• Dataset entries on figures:
——————————

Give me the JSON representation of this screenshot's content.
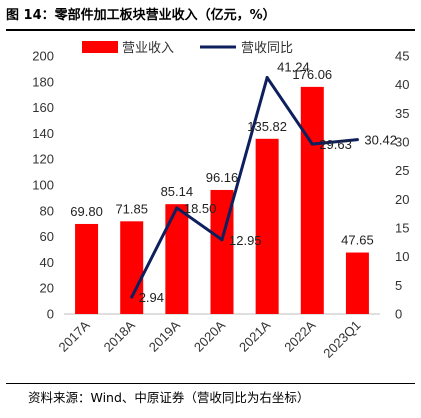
{
  "figure": {
    "title": "图 14：零部件加工板块营业收入（亿元，%）",
    "source": "资料来源：Wind、中原证券（营收同比为右坐标）"
  },
  "chart_data": {
    "type": "bar",
    "categories": [
      "2017A",
      "2018A",
      "2019A",
      "2020A",
      "2021A",
      "2022A",
      "2023Q1"
    ],
    "series": [
      {
        "name": "营业收入",
        "type": "bar",
        "axis": "left",
        "color": "#ff0000",
        "values": [
          69.8,
          71.85,
          85.14,
          96.16,
          135.82,
          176.06,
          47.65
        ],
        "labels": [
          "69.80",
          "71.85",
          "85.14",
          "96.16",
          "135.82",
          "176.06",
          "47.65"
        ]
      },
      {
        "name": "营收同比",
        "type": "line",
        "axis": "right",
        "color": "#0d1f5c",
        "values": [
          null,
          2.94,
          18.5,
          12.95,
          41.24,
          29.63,
          30.42
        ],
        "labels": [
          "",
          "2.94",
          "18.50",
          "12.95",
          "41.24",
          "29.63",
          "30.42"
        ]
      }
    ],
    "y_left": {
      "ylim": [
        0,
        200
      ],
      "ticks": [
        0,
        20,
        40,
        60,
        80,
        100,
        120,
        140,
        160,
        180,
        200
      ]
    },
    "y_right": {
      "ylim": [
        0,
        45
      ],
      "ticks": [
        0,
        5,
        10,
        15,
        20,
        25,
        30,
        35,
        40,
        45
      ]
    },
    "legend": "top",
    "grid": false
  }
}
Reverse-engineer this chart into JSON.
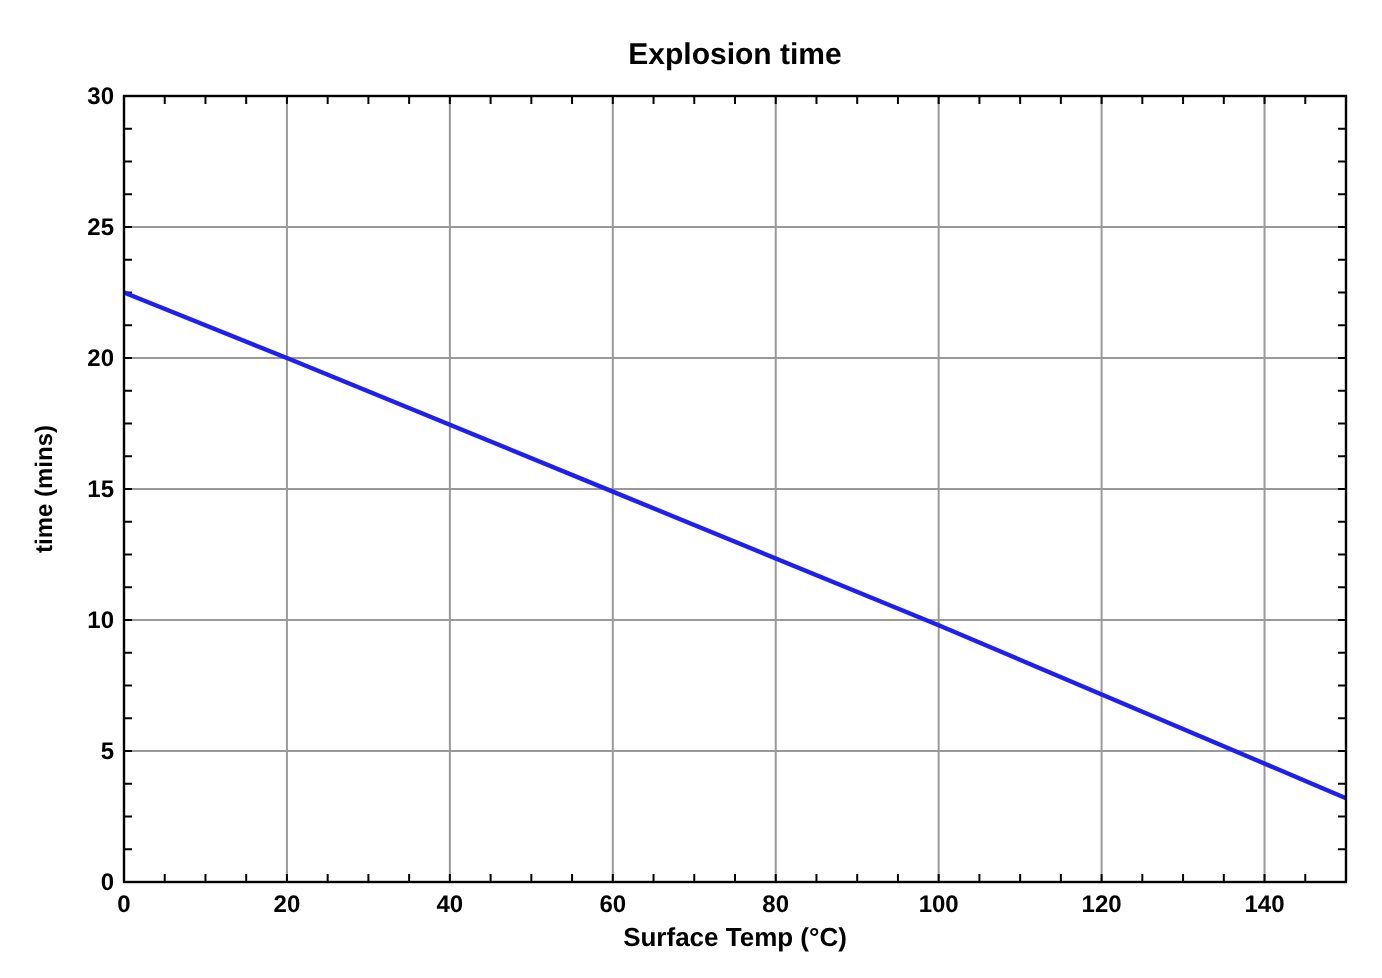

——————————

• Task goal: Print each of the records above exactly as written, leaving no picture in the copy.

• Exercise answer:
Give me the JSON representation of this screenshot's content.
{
  "figure": {
    "title": "图 14：零部件加工板块营业收入（亿元，%）",
    "source": "资料来源：Wind、中原证券（营收同比为右坐标）"
  },
  "chart_data": {
    "type": "bar",
    "categories": [
      "2017A",
      "2018A",
      "2019A",
      "2020A",
      "2021A",
      "2022A",
      "2023Q1"
    ],
    "series": [
      {
        "name": "营业收入",
        "type": "bar",
        "axis": "left",
        "color": "#ff0000",
        "values": [
          69.8,
          71.85,
          85.14,
          96.16,
          135.82,
          176.06,
          47.65
        ],
        "labels": [
          "69.80",
          "71.85",
          "85.14",
          "96.16",
          "135.82",
          "176.06",
          "47.65"
        ]
      },
      {
        "name": "营收同比",
        "type": "line",
        "axis": "right",
        "color": "#0d1f5c",
        "values": [
          null,
          2.94,
          18.5,
          12.95,
          41.24,
          29.63,
          30.42
        ],
        "labels": [
          "",
          "2.94",
          "18.50",
          "12.95",
          "41.24",
          "29.63",
          "30.42"
        ]
      }
    ],
    "y_left": {
      "ylim": [
        0,
        200
      ],
      "ticks": [
        0,
        20,
        40,
        60,
        80,
        100,
        120,
        140,
        160,
        180,
        200
      ]
    },
    "y_right": {
      "ylim": [
        0,
        45
      ],
      "ticks": [
        0,
        5,
        10,
        15,
        20,
        25,
        30,
        35,
        40,
        45
      ]
    },
    "legend": "top",
    "grid": false
  }
}
Reverse-engineer this chart into JSON.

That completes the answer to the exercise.